*Requirements*
Reproduce each row below word for word, leaving out the pictures.

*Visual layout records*

## Begin

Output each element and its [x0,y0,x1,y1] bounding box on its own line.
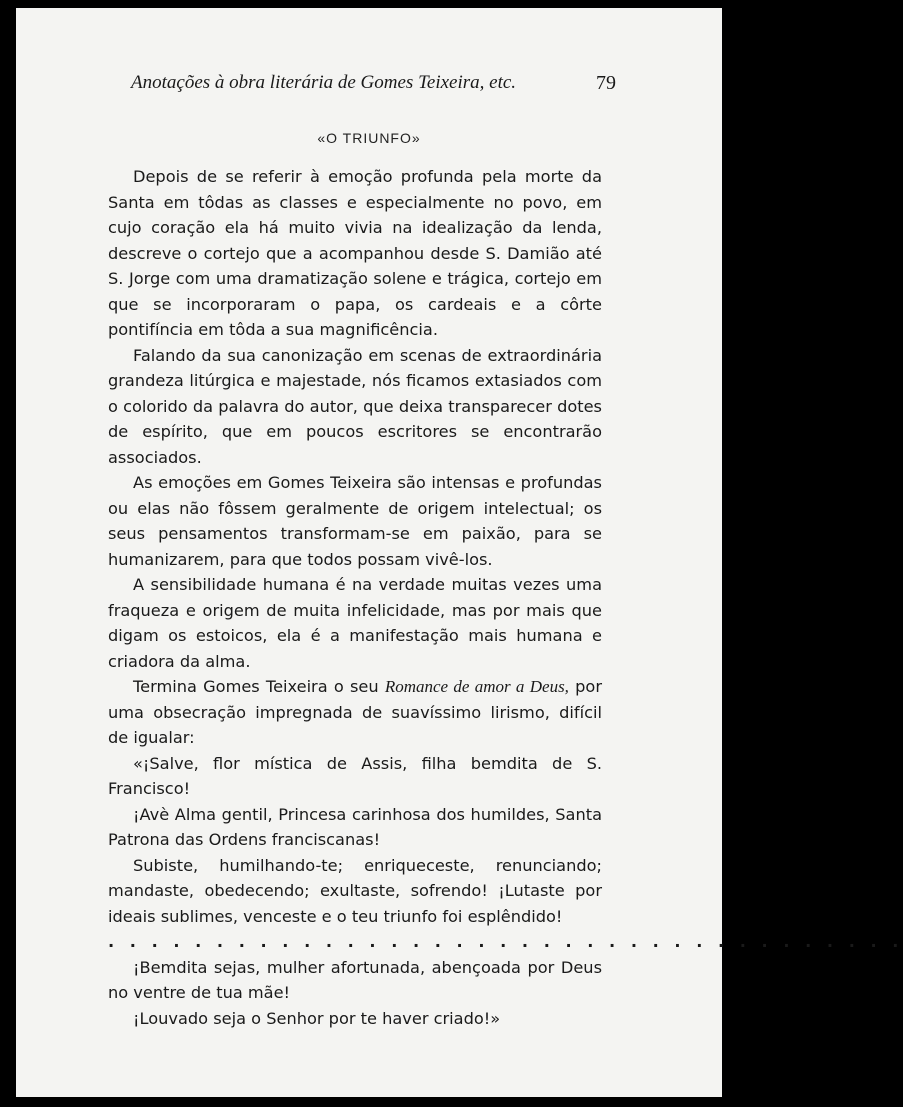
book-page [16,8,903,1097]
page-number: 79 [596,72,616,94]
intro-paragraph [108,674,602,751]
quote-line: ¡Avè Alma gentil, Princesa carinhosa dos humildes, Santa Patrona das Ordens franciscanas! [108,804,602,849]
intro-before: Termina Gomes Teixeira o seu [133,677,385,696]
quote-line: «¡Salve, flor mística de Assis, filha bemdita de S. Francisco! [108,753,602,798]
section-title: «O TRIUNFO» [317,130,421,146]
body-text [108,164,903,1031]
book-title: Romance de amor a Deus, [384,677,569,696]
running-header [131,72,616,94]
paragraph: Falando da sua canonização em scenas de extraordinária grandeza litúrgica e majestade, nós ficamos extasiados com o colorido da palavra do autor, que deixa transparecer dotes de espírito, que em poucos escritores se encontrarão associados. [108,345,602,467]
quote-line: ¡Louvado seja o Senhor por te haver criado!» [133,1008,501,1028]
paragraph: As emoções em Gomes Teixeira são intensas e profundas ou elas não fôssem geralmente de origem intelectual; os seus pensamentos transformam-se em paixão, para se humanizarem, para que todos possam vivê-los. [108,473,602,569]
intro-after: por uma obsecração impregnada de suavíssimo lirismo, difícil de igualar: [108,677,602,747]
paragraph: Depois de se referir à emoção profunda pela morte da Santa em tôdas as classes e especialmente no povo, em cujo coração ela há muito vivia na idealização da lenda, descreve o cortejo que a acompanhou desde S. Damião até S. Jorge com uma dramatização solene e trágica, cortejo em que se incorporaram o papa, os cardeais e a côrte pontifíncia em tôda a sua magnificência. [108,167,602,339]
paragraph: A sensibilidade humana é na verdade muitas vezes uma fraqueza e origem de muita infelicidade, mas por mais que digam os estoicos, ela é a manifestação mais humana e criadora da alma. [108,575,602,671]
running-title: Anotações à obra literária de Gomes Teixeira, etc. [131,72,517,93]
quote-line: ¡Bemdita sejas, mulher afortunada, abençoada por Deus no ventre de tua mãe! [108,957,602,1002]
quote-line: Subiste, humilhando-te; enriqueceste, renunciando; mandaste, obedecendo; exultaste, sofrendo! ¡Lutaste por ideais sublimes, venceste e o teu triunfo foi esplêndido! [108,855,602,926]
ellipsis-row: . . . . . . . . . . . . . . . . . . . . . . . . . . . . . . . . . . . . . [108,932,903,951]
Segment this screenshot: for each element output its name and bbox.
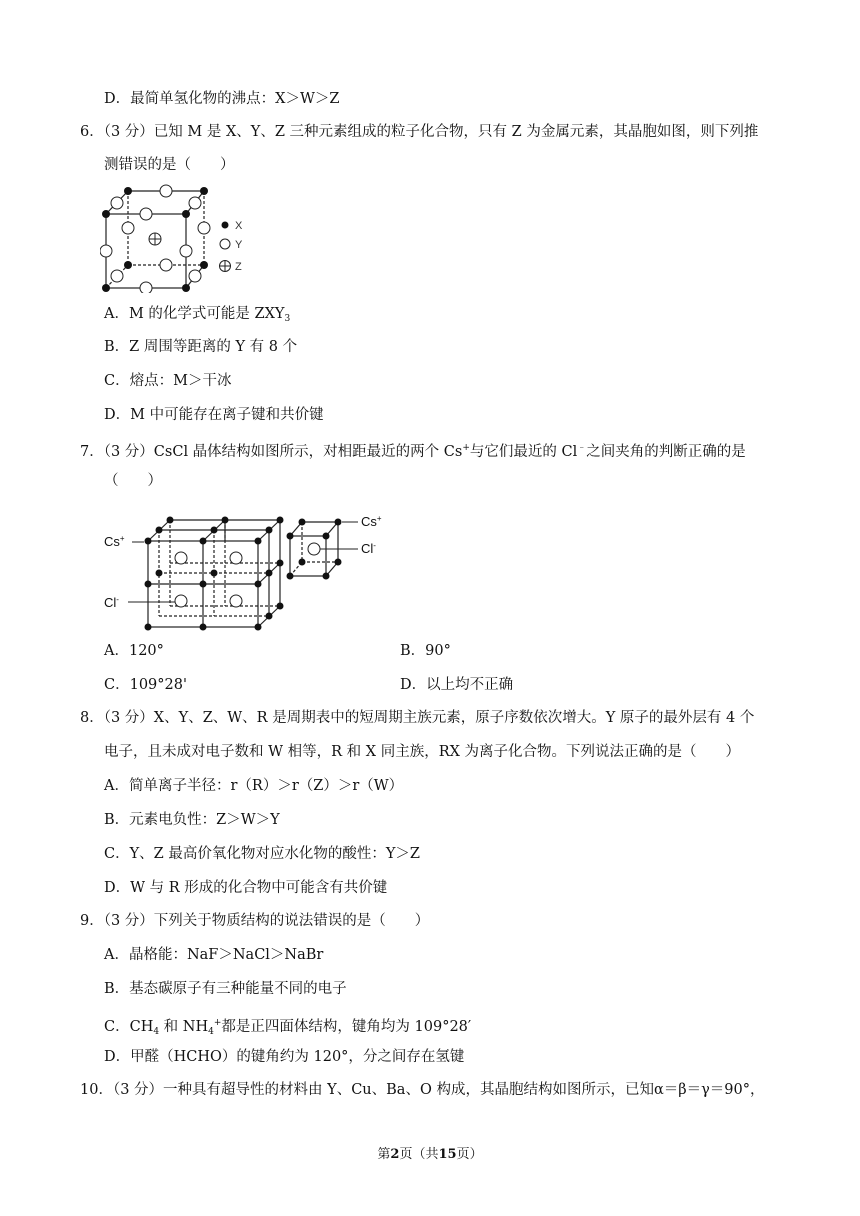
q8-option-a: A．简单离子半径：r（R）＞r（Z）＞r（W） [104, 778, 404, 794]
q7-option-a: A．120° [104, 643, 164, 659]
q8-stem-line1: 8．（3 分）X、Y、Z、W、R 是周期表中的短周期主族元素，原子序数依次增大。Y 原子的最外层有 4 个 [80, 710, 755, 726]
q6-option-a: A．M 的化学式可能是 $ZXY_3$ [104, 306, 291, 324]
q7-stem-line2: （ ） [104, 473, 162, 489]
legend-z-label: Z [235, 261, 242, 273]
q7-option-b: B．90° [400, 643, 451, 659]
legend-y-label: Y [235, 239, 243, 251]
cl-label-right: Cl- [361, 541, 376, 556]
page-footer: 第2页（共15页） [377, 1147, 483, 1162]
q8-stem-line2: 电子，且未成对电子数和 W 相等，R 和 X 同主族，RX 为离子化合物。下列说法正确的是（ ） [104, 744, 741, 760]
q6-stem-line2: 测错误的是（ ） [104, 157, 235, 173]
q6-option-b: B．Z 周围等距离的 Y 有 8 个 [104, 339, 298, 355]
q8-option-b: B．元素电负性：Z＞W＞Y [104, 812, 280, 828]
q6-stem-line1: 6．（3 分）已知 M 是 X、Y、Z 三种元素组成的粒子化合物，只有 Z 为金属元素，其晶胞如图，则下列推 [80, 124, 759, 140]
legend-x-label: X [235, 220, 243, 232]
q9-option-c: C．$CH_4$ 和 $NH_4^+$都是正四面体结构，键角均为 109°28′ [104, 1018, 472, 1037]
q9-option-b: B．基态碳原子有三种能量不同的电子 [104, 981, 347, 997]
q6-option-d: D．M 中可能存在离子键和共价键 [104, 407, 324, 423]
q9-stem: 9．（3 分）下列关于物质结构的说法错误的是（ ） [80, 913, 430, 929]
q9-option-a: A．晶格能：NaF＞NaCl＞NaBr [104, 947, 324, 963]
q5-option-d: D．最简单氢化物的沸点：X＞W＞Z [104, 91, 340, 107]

## End

*Result of the exercise*
Output each element and its [x0,y0,x1,y1] bounding box on its own line.
book-page [16,8,903,1097]
page-number: 79 [596,72,616,94]
intro-paragraph [108,674,602,751]
quote-line: ¡Avè Alma gentil, Princesa carinhosa dos humildes, Santa Patrona das Ordens franciscanas! [108,804,602,849]
intro-before: Termina Gomes Teixeira o seu [133,677,385,696]
quote-line: «¡Salve, flor mística de Assis, filha bemdita de S. Francisco! [108,753,602,798]
section-title: «O TRIUNFO» [317,130,421,146]
body-text [108,164,903,1031]
book-title: Romance de amor a Deus, [384,677,569,696]
running-header [131,72,616,94]
paragraph: Falando da sua canonização em scenas de extraordinária grandeza litúrgica e majestade, nós ficamos extasiados com o colorido da palavra do autor, que deixa transparecer dotes de espírito, que em poucos escritores se encontrarão associados. [108,345,602,467]
quote-line: ¡Louvado seja o Senhor por te haver criado!» [133,1008,501,1028]
paragraph: As emoções em Gomes Teixeira são intensas e profundas ou elas não fôssem geralmente de origem intelectual; os seus pensamentos transformam-se em paixão, para se humanizarem, para que todos possam vivê-los. [108,473,602,569]
intro-after: por uma obsecração impregnada de suavíssimo lirismo, difícil de igualar: [108,677,602,747]
paragraph: Depois de se referir à emoção profunda pela morte da Santa em tôdas as classes e especialmente no povo, em cujo coração ela há muito vivia na idealização da lenda, descreve o cortejo que a acompanhou desde S. Damião até S. Jorge com uma dramatização solene e trágica, cortejo em que se incorporaram o papa, os cardeais e a côrte pontifíncia em tôda a sua magnificência. [108,167,602,339]
paragraph: A sensibilidade humana é na verdade muitas vezes uma fraqueza e origem de muita infelicidade, mas por mais que digam os estoicos, ela é a manifestação mais humana e criadora da alma. [108,575,602,671]
running-title: Anotações à obra literária de Gomes Teixeira, etc. [131,72,517,93]
quote-line: ¡Bemdita sejas, mulher afortunada, abençoada por Deus no ventre de tua mãe! [108,957,602,1002]
quote-line: Subiste, humilhando-te; enriqueceste, renunciando; mandaste, obedecendo; exultaste, sofrendo! ¡Lutaste por ideais sublimes, venceste e o teu triunfo foi esplêndido! [108,855,602,926]
ellipsis-row: . . . . . . . . . . . . . . . . . . . . . . . . . . . . . . . . . . . . . [108,932,903,951]
Segment this screenshot: for each element output its name and bbox.
q8-option-a: A．简单离子半径：r（R）＞r（Z）＞r（W） [104, 778, 404, 794]
q7-option-a: A．120° [104, 643, 164, 659]
q8-stem-line1: 8．（3 分）X、Y、Z、W、R 是周期表中的短周期主族元素，原子序数依次增大。Y 原子的最外层有 4 个 [80, 710, 755, 726]
q6-option-a: A．M 的化学式可能是 $ZXY_3$ [104, 306, 291, 324]
q7-stem-line2: （ ） [104, 473, 162, 489]
legend-z-label: Z [235, 261, 242, 273]
q7-option-b: B．90° [400, 643, 451, 659]
legend-y-label: Y [235, 239, 243, 251]
cl-label-right: Cl- [361, 541, 376, 556]
page-footer: 第2页（共15页） [377, 1147, 483, 1162]
q8-stem-line2: 电子，且未成对电子数和 W 相等，R 和 X 同主族，RX 为离子化合物。下列说法正确的是（ ） [104, 744, 741, 760]
q6-stem-line2: 测错误的是（ ） [104, 157, 235, 173]
q6-option-b: B．Z 周围等距离的 Y 有 8 个 [104, 339, 298, 355]
q8-option-b: B．元素电负性：Z＞W＞Y [104, 812, 280, 828]
q6-stem-line1: 6．（3 分）已知 M 是 X、Y、Z 三种元素组成的粒子化合物，只有 Z 为金属元素，其晶胞如图，则下列推 [80, 124, 759, 140]
legend-x-label: X [235, 220, 243, 232]
q9-option-c: C．$CH_4$ 和 $NH_4^+$都是正四面体结构，键角均为 109°28′ [104, 1018, 472, 1037]
q9-option-b: B．基态碳原子有三种能量不同的电子 [104, 981, 347, 997]
q6-option-d: D．M 中可能存在离子键和共价键 [104, 407, 324, 423]
q9-stem: 9．（3 分）下列关于物质结构的说法错误的是（ ） [80, 913, 430, 929]
q9-option-a: A．晶格能：NaF＞NaCl＞NaBr [104, 947, 324, 963]
q5-option-d: D．最简单氢化物的沸点：X＞W＞Z [104, 91, 340, 107]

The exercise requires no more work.